WORK REQUEST: Copy each line from the data that has the word "Griffith" in it.
===============
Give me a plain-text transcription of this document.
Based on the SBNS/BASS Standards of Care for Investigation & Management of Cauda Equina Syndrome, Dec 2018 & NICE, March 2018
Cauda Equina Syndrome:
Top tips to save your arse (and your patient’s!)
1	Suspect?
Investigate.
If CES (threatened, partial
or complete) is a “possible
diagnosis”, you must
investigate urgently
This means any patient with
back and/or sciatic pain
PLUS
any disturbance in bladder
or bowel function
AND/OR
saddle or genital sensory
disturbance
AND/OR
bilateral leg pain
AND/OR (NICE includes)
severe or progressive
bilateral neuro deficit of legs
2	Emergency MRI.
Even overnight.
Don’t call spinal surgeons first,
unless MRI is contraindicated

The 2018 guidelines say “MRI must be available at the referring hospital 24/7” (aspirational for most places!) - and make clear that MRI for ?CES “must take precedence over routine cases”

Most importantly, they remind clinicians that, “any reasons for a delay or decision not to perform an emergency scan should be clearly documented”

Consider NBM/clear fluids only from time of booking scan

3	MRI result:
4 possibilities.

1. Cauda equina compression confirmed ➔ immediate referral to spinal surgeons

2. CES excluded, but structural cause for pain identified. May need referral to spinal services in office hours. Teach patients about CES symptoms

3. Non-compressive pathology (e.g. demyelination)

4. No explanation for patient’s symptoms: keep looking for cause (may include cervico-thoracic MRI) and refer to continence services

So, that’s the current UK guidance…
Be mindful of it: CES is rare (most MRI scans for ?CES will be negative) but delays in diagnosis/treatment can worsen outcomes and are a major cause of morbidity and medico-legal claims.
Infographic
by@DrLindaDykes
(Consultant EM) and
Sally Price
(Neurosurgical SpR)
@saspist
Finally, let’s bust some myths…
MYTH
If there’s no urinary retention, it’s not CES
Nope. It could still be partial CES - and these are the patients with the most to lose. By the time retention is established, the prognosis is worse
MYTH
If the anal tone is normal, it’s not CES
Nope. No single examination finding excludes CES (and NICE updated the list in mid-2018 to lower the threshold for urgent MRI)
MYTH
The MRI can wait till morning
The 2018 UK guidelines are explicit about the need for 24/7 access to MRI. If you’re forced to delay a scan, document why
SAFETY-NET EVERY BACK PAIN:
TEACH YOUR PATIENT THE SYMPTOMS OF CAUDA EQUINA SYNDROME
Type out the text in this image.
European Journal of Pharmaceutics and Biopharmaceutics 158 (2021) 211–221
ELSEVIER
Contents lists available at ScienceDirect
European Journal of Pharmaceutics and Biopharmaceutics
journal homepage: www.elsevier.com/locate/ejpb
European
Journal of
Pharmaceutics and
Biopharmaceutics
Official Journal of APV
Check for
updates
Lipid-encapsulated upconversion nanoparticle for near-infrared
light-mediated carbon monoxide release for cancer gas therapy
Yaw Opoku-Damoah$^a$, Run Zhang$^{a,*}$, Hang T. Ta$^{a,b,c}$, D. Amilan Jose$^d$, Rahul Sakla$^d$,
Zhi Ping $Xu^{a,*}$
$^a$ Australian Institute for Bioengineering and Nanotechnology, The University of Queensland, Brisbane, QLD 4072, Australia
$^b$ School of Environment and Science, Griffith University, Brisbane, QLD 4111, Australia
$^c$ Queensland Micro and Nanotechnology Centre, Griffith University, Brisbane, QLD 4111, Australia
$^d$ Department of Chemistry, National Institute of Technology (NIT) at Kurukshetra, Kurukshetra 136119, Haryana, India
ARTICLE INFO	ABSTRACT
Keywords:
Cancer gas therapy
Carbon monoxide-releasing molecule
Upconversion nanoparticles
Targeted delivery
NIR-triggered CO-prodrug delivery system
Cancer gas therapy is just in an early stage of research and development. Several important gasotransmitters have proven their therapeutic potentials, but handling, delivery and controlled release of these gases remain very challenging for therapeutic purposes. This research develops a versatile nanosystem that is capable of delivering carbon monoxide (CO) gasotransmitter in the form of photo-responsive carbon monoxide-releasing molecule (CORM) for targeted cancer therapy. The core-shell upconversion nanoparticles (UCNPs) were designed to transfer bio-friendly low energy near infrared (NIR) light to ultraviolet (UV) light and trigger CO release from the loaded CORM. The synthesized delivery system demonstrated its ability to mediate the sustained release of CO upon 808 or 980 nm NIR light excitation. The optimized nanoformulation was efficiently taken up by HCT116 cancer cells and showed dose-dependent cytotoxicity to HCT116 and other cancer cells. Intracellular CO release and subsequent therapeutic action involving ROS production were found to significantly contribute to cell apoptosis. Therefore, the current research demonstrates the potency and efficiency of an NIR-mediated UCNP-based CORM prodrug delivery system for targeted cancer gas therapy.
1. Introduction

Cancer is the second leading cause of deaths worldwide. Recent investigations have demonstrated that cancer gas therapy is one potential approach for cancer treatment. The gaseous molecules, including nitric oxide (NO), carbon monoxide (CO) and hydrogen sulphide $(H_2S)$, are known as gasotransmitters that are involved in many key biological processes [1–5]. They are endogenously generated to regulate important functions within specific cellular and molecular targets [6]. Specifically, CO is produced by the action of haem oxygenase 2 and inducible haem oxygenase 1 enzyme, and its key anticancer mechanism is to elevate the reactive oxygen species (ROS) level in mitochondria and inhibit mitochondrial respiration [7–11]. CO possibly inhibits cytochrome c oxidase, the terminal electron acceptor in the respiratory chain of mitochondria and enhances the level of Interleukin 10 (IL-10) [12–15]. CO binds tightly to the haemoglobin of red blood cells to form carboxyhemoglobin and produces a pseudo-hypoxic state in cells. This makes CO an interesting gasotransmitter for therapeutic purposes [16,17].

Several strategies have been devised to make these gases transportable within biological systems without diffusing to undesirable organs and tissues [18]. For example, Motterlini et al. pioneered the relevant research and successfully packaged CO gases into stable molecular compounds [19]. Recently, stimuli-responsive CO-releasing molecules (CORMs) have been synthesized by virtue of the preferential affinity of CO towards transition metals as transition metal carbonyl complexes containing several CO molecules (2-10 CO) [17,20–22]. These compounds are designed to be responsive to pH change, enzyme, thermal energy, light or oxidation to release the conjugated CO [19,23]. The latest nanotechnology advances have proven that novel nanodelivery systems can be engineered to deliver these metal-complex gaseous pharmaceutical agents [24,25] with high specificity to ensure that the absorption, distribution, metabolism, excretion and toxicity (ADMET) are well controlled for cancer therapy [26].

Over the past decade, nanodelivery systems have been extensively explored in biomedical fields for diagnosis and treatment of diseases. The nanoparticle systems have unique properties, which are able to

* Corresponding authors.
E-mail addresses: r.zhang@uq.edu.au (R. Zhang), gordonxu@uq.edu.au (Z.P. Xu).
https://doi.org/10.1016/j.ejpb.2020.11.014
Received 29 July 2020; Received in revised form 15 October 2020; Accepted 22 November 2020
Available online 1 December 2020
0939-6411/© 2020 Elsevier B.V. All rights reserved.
===============
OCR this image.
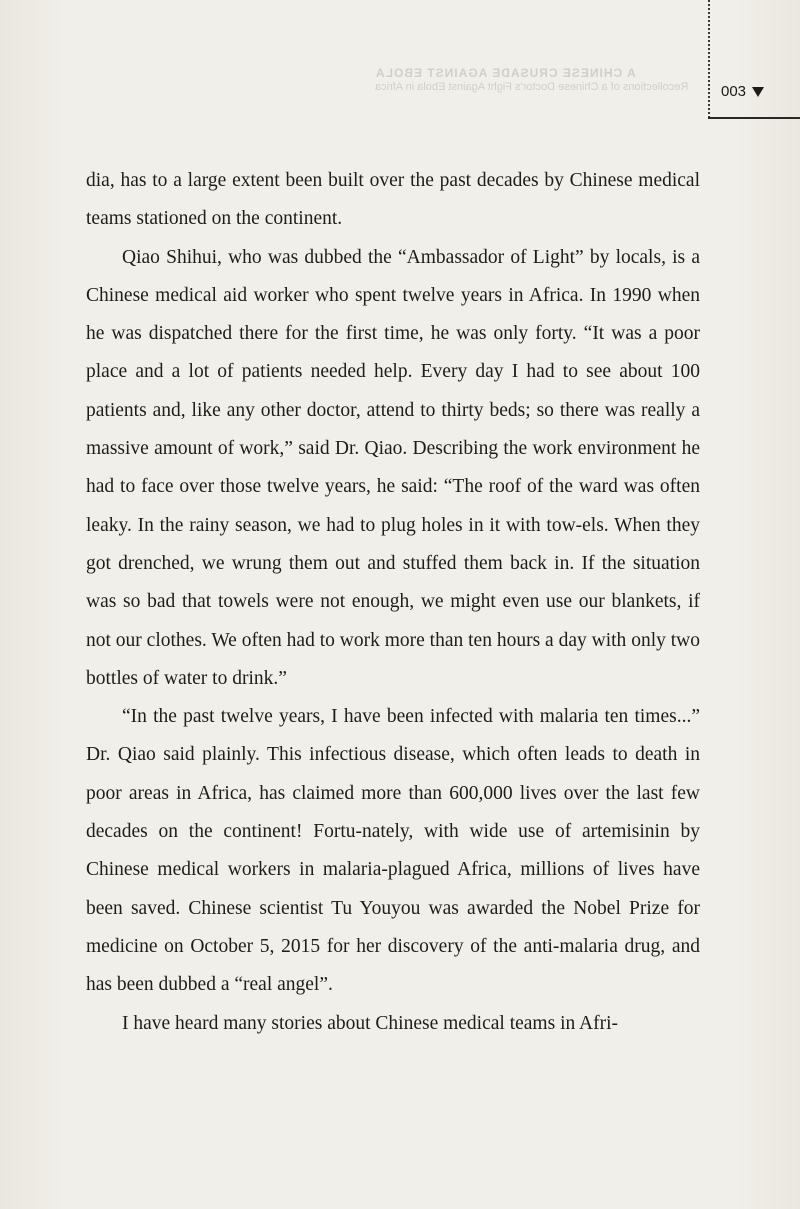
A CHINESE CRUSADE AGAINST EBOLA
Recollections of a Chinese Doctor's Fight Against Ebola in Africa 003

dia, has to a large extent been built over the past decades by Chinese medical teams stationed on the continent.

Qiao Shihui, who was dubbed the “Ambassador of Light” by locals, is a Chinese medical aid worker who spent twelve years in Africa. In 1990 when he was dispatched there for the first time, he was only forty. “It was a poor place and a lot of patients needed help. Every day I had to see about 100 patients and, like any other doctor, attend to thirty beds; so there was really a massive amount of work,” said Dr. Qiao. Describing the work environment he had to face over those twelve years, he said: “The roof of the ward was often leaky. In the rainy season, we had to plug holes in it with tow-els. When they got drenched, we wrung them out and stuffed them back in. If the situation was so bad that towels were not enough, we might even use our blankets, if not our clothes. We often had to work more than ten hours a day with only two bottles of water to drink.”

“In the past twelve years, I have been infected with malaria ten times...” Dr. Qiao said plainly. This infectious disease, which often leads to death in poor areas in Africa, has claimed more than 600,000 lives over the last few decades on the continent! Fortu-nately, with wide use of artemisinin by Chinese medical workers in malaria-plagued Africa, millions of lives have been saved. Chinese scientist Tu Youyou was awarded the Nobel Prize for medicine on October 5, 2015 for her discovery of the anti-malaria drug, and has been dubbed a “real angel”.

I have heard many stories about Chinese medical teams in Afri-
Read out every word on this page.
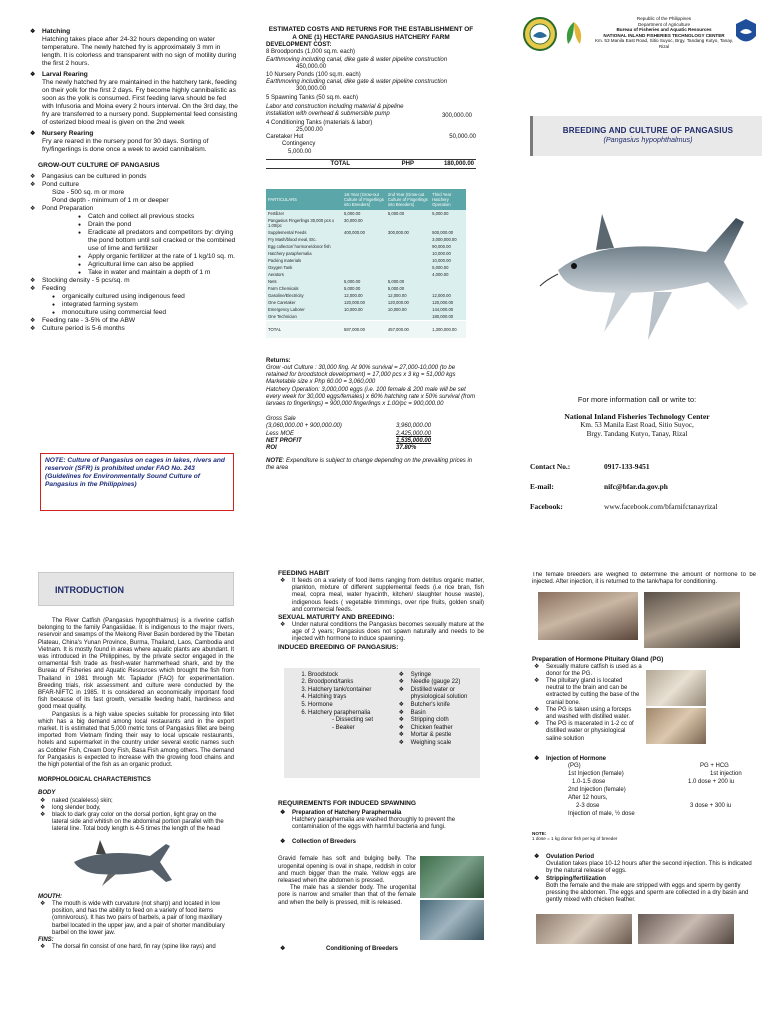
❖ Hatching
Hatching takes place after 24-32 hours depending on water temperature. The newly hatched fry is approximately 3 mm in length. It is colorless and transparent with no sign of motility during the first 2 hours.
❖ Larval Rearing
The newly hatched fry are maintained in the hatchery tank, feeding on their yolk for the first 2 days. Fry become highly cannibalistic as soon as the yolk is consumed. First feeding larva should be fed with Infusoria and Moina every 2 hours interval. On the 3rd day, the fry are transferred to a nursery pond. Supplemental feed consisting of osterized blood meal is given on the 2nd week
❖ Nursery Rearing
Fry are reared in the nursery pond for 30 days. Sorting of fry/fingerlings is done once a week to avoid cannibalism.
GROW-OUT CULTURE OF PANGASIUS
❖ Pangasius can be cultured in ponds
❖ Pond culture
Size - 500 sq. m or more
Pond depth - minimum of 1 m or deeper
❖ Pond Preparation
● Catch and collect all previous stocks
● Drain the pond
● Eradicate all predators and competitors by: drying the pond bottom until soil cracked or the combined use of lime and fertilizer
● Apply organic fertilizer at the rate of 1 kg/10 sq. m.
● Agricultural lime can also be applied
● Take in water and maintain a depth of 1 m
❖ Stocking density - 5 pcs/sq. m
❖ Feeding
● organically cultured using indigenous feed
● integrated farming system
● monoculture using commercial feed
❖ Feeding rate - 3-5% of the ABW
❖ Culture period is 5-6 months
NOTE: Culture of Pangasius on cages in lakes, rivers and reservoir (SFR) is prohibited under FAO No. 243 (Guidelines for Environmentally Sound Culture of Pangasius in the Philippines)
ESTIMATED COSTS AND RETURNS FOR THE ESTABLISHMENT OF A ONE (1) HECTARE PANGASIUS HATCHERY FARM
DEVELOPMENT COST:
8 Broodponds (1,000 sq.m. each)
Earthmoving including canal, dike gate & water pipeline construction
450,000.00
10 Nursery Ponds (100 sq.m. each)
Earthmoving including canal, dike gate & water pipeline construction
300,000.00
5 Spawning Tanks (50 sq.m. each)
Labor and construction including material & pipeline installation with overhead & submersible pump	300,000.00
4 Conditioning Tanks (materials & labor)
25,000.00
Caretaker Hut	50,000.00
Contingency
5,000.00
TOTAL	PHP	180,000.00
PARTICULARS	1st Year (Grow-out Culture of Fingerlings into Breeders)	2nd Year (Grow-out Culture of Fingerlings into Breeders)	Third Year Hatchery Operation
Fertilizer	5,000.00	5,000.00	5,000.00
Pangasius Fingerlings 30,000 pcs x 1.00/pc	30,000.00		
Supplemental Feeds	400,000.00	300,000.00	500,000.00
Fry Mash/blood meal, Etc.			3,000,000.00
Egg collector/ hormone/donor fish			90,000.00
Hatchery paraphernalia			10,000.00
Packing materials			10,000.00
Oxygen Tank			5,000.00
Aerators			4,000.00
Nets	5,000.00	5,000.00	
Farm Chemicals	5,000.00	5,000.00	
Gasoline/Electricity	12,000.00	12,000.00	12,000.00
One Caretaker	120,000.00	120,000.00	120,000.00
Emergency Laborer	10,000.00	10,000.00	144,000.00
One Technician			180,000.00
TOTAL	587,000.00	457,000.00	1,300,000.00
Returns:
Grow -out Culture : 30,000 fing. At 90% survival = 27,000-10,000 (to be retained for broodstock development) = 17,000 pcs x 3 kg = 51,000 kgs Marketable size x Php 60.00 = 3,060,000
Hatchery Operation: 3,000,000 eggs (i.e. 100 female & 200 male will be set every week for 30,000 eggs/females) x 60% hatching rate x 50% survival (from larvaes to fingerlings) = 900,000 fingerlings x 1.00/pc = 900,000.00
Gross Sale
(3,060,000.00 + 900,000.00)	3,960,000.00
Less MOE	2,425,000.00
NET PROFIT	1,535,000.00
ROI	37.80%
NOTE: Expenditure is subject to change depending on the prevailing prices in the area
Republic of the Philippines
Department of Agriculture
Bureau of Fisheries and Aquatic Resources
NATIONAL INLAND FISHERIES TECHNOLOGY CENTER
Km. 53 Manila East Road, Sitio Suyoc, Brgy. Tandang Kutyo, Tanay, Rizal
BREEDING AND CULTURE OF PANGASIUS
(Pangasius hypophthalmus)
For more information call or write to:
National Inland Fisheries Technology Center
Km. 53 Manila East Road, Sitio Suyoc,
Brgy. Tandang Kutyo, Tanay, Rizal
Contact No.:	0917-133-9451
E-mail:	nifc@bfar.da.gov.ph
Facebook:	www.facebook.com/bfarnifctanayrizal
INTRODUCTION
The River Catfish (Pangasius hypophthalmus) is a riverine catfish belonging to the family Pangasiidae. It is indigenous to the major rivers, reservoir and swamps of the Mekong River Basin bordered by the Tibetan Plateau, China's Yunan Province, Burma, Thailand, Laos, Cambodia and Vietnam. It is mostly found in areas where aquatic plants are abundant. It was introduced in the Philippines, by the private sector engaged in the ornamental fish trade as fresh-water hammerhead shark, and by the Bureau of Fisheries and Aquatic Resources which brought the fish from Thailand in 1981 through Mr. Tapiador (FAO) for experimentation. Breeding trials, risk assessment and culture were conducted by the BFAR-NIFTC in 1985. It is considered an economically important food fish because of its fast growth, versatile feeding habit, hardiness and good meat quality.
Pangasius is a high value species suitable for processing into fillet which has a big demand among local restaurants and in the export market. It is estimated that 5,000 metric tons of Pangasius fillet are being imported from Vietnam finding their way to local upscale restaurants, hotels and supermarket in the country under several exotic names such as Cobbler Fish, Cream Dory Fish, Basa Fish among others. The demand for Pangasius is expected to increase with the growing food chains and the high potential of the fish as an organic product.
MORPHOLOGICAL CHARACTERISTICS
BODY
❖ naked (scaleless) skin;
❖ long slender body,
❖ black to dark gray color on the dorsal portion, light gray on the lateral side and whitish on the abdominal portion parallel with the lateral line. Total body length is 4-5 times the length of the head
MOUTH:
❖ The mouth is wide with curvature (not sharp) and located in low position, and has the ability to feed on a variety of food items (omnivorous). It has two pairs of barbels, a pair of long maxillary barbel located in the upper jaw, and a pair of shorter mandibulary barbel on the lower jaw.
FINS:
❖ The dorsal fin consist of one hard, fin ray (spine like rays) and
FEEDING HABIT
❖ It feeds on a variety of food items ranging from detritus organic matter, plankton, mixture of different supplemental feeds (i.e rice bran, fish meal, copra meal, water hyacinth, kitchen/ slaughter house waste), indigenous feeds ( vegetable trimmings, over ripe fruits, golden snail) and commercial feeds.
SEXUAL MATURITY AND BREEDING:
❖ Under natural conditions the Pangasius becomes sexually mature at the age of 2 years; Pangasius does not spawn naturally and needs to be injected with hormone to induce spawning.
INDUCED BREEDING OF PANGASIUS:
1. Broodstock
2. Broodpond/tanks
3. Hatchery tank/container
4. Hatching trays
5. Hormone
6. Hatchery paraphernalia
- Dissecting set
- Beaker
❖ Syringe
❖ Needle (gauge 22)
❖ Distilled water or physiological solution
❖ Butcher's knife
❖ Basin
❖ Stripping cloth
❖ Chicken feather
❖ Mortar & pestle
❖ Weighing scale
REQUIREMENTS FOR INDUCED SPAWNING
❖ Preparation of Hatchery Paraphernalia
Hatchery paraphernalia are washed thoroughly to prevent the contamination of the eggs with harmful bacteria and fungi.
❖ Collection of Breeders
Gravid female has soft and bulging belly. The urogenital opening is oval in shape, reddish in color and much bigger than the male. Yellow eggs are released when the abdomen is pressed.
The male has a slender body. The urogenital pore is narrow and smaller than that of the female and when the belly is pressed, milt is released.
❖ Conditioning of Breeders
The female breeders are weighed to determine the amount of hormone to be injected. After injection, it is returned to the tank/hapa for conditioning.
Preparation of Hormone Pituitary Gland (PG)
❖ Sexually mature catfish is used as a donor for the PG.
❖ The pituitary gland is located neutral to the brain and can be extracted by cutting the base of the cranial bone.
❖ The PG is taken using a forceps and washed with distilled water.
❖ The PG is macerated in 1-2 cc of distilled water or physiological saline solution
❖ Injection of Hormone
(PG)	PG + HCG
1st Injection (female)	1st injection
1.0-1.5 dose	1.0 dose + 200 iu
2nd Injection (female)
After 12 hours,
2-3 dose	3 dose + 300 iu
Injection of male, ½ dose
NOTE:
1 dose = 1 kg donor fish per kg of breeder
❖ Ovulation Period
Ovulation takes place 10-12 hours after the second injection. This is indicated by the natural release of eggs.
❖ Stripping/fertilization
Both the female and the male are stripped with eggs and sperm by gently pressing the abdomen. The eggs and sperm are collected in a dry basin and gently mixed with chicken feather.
===============
RESPONSE TO THIS EXERCISE:
$^b$ School of Environment and Science, Griffith University, Brisbane, QLD 4111, Australia
$^c$ Queensland Micro and Nanotechnology Centre, Griffith University, Brisbane, QLD 4111, Australia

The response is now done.